Aim:
Single out each line with the word "Mantle" and copy it.

Extracted entries:
▼

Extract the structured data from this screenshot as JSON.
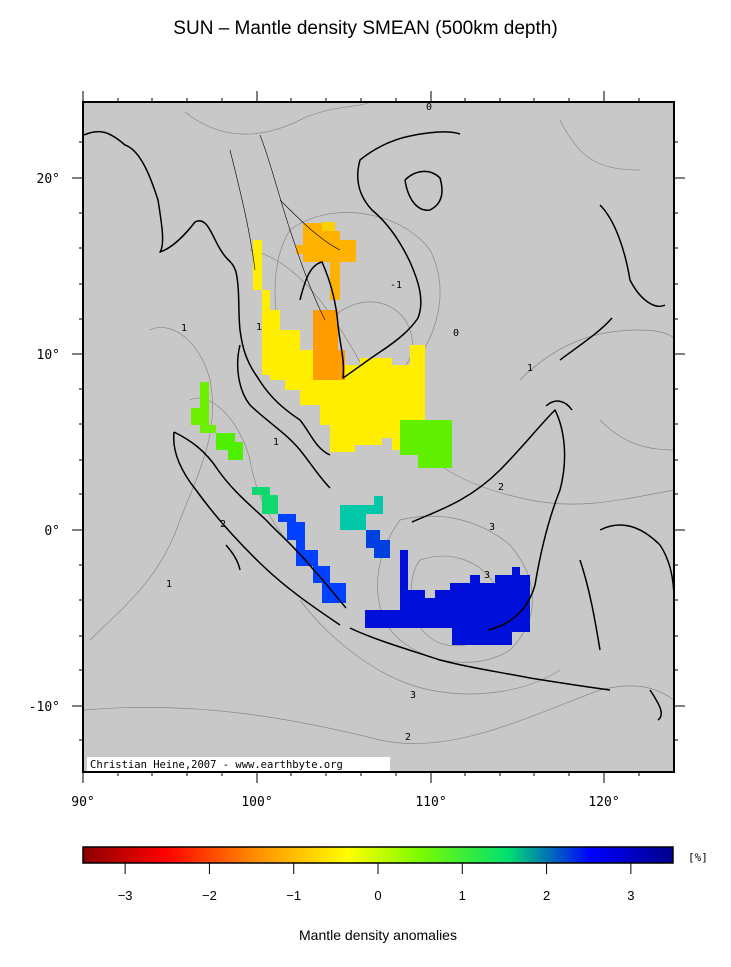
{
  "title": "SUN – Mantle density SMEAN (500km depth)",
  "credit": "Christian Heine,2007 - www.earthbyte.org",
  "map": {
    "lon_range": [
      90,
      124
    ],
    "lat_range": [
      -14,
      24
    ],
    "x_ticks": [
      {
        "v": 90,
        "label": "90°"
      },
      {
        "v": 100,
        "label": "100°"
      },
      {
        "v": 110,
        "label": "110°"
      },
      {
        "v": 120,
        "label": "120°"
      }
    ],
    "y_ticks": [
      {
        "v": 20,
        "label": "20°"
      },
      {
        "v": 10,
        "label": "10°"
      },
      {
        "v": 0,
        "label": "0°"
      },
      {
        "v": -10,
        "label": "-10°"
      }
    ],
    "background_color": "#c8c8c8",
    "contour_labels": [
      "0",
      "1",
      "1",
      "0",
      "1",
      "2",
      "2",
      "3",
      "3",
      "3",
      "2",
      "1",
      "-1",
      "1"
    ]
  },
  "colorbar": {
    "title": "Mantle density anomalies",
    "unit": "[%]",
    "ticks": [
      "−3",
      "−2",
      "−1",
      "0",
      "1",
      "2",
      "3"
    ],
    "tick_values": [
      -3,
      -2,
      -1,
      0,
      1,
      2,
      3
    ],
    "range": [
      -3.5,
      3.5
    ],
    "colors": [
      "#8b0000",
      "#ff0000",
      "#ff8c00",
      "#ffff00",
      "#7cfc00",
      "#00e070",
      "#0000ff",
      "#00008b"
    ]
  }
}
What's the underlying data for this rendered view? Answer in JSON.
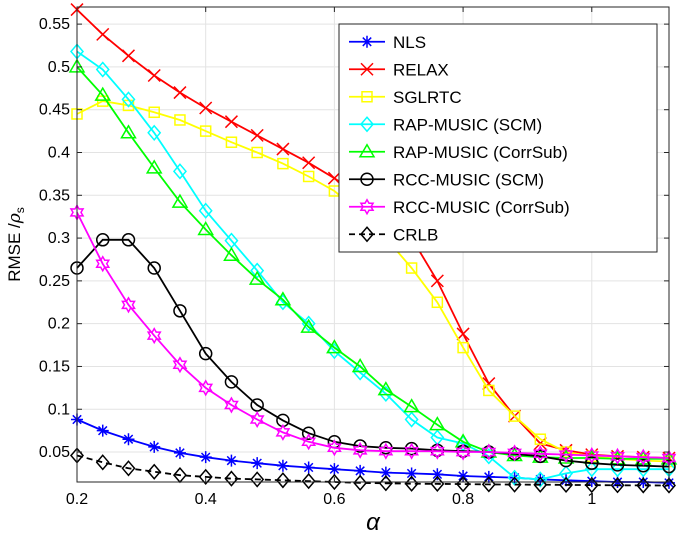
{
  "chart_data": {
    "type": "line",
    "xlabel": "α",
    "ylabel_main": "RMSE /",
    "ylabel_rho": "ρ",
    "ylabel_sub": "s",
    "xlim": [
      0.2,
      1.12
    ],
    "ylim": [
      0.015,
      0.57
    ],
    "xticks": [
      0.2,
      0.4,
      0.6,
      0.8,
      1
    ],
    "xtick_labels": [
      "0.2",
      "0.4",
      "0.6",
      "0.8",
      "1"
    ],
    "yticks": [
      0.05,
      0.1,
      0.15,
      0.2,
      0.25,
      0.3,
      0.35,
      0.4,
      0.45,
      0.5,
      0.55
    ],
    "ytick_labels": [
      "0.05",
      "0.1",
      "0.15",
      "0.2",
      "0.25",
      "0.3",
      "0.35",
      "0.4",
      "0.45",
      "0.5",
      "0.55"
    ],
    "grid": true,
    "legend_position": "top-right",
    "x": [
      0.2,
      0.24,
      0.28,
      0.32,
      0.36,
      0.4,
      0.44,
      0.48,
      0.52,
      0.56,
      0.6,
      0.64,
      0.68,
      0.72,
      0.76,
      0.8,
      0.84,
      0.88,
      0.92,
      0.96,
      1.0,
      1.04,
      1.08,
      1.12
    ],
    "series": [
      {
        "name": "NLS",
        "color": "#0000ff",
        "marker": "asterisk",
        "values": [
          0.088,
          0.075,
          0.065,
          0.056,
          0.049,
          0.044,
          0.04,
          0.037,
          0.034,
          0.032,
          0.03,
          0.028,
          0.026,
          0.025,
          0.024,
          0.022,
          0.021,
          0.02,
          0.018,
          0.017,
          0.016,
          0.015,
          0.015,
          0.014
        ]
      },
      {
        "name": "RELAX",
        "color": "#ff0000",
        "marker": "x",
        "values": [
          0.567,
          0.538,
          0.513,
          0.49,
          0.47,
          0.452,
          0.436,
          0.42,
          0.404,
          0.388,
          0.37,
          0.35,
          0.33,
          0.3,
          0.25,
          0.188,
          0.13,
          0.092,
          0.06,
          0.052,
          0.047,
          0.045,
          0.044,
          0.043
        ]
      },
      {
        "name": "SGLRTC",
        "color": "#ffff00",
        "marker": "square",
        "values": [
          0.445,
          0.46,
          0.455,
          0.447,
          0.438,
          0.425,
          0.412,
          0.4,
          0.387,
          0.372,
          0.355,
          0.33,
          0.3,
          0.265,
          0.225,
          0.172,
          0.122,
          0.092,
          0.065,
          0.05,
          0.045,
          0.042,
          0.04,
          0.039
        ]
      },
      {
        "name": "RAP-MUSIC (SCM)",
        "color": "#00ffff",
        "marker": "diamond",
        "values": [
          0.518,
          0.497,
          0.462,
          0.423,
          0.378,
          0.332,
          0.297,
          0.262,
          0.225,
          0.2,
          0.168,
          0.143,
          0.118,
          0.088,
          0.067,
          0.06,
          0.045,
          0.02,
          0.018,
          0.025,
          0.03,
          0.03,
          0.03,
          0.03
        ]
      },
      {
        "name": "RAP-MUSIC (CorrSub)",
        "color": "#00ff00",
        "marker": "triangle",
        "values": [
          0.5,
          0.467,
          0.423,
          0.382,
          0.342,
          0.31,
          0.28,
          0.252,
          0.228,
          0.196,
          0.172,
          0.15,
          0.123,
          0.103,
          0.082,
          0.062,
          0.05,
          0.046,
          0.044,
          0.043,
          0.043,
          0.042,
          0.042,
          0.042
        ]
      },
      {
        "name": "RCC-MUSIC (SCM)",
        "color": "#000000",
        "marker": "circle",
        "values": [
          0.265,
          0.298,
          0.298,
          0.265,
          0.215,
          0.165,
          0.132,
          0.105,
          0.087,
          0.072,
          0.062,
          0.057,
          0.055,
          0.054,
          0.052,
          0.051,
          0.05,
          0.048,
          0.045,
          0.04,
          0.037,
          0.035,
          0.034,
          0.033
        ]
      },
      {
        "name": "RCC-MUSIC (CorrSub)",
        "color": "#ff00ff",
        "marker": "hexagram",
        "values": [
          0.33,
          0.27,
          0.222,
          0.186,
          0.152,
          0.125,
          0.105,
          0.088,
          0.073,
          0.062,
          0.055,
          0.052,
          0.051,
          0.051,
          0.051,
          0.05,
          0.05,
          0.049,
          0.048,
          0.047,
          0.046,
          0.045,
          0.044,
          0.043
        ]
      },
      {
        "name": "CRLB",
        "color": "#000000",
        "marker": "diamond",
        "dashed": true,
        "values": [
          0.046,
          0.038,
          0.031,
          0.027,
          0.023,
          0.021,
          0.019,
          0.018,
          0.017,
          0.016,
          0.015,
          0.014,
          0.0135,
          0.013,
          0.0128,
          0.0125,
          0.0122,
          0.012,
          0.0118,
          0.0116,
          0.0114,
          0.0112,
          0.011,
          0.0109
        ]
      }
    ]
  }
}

▲

Result below:
  "title": "SUN – Mantle density SMEAN (500km depth)",
    "title": "Mantle density anomalies",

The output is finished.